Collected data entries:
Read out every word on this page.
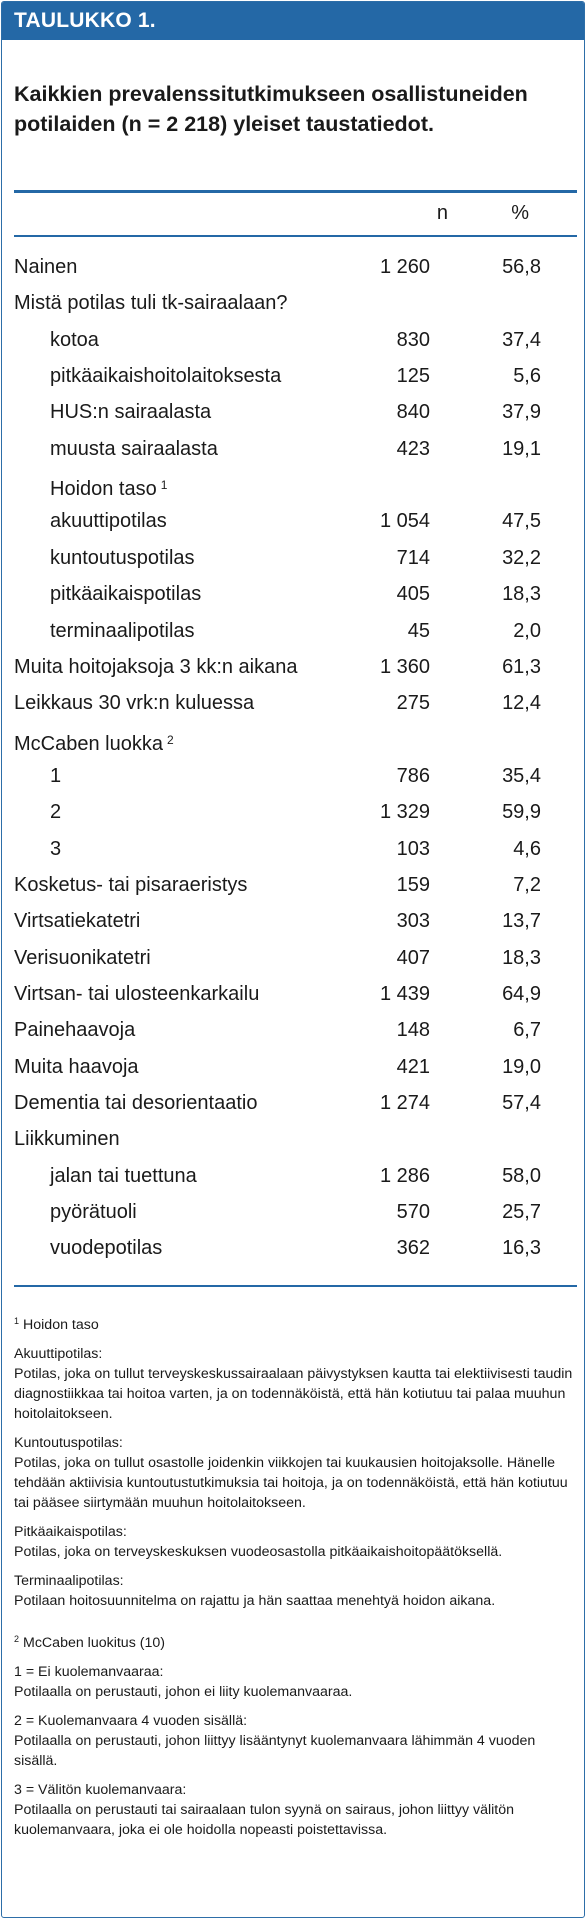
TAULUKKO 1.
Kaikkien prevalenssitutkimukseen osallistuneiden potilaiden (n = 2 218) yleiset taustatiedot.
n	%
Nainen	1 260	56,8
Mistä potilas tuli tk-sairaalaan?
kotoa	830	37,4
pitkäaikaishoitolaitoksesta	125	5,6
HUS:n sairaalasta	840	37,9
muusta sairaalasta	423	19,1
Hoidon taso $^1$
akuuttipotilas	1 054	47,5
kuntoutuspotilas	714	32,2
pitkäaikaispotilas	405	18,3
terminaalipotilas	45	2,0
Muita hoitojaksoja 3 kk:n aikana	1 360	61,3
Leikkaus 30 vrk:n kuluessa	275	12,4
McCaben luokka $^2$
1	786	35,4
2	1 329	59,9
3	103	4,6
Kosketus- tai pisaraeristys	159	7,2
Virtsatiekatetri	303	13,7
Verisuonikatetri	407	18,3
Virtsan- tai ulosteenkarkailu	1 439	64,9
Painehaavoja	148	6,7
Muita haavoja	421	19,0
Dementia tai desorientaatio	1 274	57,4
Liikkuminen
jalan tai tuettuna	1 286	58,0
pyörätuoli	570	25,7
vuodepotilas	362	16,3

$^1$ Hoidon taso

Akuuttipotilas:

Potilas, joka on tullut terveyskeskussairaalaan päivystyksen kautta tai elektiivisesti taudin diagnostiikkaa tai hoitoa varten, ja on todennäköistä, että hän kotiutuu tai palaa muuhun hoitolaitokseen.

Kuntoutuspotilas:

Potilas, joka on tullut osastolle joidenkin viikkojen tai kuukausien hoitojaksolle. Hänelle tehdään aktiivisia kuntoutustutkimuksia tai hoitoja, ja on todennäköistä, että hän kotiutuu tai pääsee siirtymään muuhun hoitolaitokseen.

Pitkäaikaispotilas:

Potilas, joka on terveyskeskuksen vuodeosastolla pitkäaikaishoitopäätöksellä.

Terminaalipotilas:

Potilaan hoitosuunnitelma on rajattu ja hän saattaa menehtyä hoidon aikana.

$^2$ McCaben luokitus (10)

1 = Ei kuolemanvaaraa:

Potilaalla on perustauti, johon ei liity kuolemanvaaraa.

2 = Kuolemanvaara 4 vuoden sisällä:

Potilaalla on perustauti, johon liittyy lisääntynyt kuolemanvaara lähimmän 4 vuoden sisällä.

3 = Välitön kuolemanvaara:

Potilaalla on perustauti tai sairaalaan tulon syynä on sairaus, johon liittyy välitön kuolemanvaara, joka ei ole hoidolla nopeasti poistettavissa.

### Challenge
From the listing above, copy every line that includes the word "johon".

### Response to the task
Potilaalla on perustauti, johon ei liity kuolemanvaaraa.
Potilaalla on perustauti, johon liittyy lisääntynyt kuolemanvaara lähimmän 4 vuoden sisällä.
Potilaalla on perustauti tai sairaalaan tulon syynä on sairaus, johon liittyy välitön kuolemanvaara, joka ei ole hoidolla nopeasti poistettavissa.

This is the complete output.